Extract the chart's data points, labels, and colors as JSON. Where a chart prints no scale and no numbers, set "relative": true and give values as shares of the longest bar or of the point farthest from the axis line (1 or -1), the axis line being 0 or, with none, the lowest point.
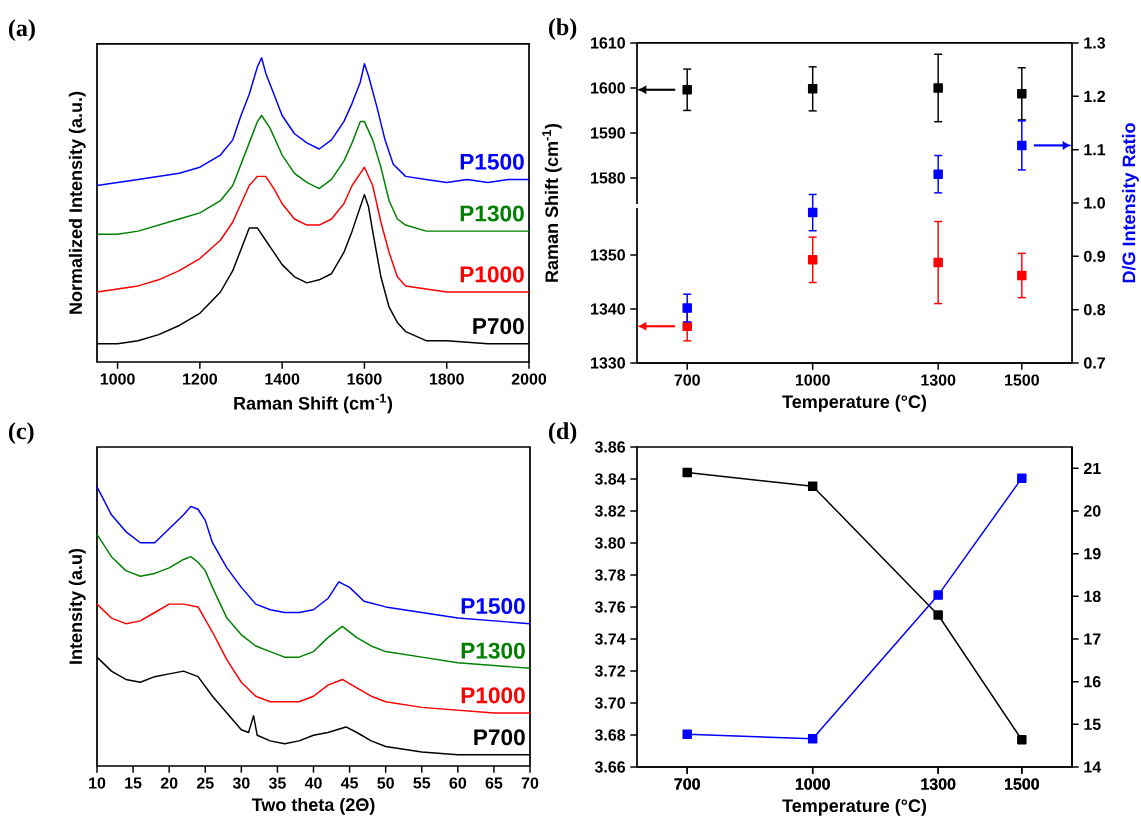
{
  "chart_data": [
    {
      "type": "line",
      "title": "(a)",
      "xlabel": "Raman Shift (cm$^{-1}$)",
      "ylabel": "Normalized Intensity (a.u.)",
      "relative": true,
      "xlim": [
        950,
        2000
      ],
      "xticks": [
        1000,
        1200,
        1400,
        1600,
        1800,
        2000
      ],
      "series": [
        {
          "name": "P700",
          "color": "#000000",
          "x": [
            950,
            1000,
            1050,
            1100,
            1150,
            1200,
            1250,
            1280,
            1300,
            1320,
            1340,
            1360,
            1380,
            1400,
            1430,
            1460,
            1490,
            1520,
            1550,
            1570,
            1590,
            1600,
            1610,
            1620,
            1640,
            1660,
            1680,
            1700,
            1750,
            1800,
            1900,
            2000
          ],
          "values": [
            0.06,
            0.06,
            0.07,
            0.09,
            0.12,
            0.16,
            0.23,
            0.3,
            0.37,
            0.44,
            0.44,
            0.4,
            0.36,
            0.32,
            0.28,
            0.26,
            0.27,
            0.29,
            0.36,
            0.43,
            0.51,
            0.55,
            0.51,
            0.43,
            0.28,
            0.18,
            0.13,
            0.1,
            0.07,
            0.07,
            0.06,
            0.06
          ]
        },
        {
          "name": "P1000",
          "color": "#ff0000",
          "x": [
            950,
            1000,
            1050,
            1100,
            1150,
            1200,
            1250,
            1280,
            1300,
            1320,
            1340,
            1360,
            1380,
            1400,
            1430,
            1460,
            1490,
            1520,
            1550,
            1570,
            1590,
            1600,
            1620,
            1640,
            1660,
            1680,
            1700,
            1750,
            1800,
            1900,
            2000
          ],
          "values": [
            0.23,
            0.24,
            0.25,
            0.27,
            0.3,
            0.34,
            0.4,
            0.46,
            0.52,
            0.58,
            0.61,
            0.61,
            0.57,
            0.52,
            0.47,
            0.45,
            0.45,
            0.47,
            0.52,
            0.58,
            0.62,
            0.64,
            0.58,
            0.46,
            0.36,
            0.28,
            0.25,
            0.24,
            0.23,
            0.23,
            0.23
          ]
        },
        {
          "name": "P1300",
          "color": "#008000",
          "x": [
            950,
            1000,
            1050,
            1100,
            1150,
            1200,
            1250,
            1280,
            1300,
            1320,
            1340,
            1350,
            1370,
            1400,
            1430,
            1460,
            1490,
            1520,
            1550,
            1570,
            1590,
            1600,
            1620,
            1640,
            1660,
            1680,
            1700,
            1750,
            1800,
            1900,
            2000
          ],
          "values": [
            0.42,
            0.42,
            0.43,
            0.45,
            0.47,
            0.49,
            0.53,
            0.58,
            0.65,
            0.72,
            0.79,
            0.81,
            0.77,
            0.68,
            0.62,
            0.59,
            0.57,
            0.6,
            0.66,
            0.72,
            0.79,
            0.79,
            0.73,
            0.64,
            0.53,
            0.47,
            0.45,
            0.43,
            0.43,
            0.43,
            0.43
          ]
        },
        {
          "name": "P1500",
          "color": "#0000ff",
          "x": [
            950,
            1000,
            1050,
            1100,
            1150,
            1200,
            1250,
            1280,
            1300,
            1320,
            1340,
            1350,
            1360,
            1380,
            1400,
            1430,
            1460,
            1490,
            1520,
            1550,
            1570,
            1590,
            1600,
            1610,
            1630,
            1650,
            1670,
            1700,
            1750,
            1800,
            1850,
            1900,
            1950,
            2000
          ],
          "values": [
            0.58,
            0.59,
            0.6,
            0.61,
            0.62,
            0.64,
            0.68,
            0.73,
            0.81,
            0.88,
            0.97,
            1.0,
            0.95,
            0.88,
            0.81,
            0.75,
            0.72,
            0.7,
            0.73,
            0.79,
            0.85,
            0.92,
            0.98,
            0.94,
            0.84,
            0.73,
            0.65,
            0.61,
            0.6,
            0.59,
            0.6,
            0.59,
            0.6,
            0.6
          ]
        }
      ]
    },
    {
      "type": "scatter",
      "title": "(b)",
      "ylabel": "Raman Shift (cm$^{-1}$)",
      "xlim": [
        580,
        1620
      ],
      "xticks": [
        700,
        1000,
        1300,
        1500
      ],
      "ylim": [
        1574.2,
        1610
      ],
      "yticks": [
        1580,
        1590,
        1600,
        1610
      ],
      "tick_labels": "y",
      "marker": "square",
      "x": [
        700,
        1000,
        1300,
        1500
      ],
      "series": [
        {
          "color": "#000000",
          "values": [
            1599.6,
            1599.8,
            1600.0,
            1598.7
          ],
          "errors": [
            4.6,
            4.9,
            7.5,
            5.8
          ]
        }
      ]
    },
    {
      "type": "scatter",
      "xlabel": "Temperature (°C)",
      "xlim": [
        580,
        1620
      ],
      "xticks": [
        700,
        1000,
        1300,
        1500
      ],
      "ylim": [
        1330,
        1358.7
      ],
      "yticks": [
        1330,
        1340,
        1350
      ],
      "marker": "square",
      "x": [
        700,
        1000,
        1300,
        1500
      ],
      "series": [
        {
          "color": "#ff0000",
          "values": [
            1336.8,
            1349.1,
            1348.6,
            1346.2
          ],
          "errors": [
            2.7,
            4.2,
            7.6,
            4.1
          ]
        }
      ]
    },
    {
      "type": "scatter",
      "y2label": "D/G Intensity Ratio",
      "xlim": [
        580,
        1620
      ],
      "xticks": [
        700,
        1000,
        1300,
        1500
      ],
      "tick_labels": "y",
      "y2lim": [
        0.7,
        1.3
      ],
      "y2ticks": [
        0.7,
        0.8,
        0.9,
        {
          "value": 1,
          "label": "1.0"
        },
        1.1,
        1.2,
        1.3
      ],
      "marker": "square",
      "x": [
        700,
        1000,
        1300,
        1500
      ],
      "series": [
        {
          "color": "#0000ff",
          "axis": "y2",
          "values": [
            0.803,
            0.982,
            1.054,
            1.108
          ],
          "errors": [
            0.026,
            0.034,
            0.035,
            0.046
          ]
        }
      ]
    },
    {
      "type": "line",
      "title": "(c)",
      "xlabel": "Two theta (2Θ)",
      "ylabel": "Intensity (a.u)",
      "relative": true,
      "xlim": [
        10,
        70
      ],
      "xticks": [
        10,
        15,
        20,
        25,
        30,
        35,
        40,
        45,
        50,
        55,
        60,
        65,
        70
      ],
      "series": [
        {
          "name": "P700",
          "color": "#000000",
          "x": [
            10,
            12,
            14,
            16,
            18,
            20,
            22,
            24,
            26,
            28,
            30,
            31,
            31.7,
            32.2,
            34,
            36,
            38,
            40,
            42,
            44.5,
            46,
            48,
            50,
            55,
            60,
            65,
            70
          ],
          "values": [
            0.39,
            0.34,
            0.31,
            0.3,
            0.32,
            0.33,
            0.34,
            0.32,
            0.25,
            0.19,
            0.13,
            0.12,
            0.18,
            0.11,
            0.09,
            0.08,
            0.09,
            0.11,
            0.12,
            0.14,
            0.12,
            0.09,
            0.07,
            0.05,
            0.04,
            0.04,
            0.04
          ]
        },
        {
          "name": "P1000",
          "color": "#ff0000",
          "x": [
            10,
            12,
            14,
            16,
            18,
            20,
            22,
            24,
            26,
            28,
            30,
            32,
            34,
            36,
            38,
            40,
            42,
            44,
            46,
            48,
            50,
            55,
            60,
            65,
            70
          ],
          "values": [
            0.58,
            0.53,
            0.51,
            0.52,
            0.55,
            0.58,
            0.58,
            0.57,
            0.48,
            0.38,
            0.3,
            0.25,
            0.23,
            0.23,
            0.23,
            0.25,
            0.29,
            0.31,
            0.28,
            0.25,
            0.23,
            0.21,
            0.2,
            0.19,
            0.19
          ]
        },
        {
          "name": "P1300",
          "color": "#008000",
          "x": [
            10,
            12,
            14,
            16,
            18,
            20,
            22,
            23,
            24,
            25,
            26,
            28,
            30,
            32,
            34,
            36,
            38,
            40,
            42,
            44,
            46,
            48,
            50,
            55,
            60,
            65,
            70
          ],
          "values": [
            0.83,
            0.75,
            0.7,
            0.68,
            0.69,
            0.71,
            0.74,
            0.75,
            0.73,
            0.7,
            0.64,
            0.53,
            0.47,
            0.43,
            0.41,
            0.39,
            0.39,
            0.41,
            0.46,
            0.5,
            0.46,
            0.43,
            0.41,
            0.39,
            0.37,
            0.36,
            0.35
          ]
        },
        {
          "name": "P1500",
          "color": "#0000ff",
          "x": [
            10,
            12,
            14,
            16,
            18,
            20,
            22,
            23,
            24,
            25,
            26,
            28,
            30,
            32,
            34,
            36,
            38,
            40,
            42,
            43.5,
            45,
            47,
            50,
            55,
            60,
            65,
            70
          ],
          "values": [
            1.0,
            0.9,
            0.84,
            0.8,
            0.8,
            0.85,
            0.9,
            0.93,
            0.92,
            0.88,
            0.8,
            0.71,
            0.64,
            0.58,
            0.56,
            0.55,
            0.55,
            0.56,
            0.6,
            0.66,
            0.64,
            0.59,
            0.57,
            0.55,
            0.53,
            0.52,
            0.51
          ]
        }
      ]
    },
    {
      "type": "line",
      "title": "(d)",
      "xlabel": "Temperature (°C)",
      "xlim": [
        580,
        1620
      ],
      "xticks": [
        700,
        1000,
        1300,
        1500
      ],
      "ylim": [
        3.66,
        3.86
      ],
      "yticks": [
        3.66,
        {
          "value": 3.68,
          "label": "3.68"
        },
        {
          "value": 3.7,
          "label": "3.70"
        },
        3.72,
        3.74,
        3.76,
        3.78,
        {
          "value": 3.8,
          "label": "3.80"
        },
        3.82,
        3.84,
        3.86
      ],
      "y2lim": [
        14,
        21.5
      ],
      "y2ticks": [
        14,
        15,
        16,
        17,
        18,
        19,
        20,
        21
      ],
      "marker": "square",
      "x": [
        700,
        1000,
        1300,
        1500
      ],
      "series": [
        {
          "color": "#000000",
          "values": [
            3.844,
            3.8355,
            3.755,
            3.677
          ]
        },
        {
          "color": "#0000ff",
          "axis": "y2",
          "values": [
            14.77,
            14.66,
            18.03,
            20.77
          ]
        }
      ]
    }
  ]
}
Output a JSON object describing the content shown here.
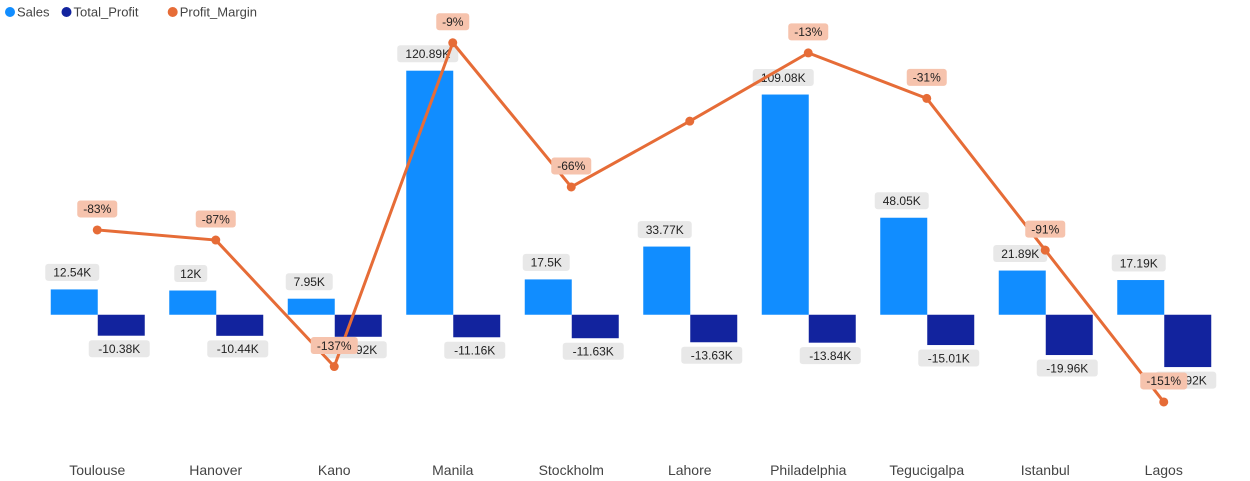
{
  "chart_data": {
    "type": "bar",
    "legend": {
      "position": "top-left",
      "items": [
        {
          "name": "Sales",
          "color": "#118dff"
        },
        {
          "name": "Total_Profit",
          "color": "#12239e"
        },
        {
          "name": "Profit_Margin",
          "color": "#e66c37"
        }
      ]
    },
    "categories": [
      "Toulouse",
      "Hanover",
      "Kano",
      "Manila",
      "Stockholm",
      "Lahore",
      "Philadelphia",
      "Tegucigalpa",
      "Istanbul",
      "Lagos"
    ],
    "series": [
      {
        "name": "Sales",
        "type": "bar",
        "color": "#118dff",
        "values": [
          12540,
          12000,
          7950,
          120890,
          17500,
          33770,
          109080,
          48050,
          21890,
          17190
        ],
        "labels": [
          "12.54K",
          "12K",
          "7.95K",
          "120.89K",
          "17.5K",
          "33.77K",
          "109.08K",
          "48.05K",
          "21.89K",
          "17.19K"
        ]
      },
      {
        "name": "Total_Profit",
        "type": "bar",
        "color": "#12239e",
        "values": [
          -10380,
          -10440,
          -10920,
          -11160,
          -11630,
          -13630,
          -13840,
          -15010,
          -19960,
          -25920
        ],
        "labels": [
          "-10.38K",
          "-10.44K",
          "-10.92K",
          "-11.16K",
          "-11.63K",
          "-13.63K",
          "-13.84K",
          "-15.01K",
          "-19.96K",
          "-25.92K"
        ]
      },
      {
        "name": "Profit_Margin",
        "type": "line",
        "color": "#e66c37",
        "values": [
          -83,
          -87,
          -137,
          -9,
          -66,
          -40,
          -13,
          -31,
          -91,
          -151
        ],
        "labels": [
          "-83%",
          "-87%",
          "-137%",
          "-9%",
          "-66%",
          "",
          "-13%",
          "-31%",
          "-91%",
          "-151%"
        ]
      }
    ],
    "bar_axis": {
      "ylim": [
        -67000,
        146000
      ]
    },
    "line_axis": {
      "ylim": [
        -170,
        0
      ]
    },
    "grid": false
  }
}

TASK: Within the listing above, find every line containing the string "Shift" and return it.

THE COMPLETED TASK:
      "xlabel": "Raman Shift (cm$^{-1}$)",
      "ylabel": "Raman Shift (cm$^{-1}$)",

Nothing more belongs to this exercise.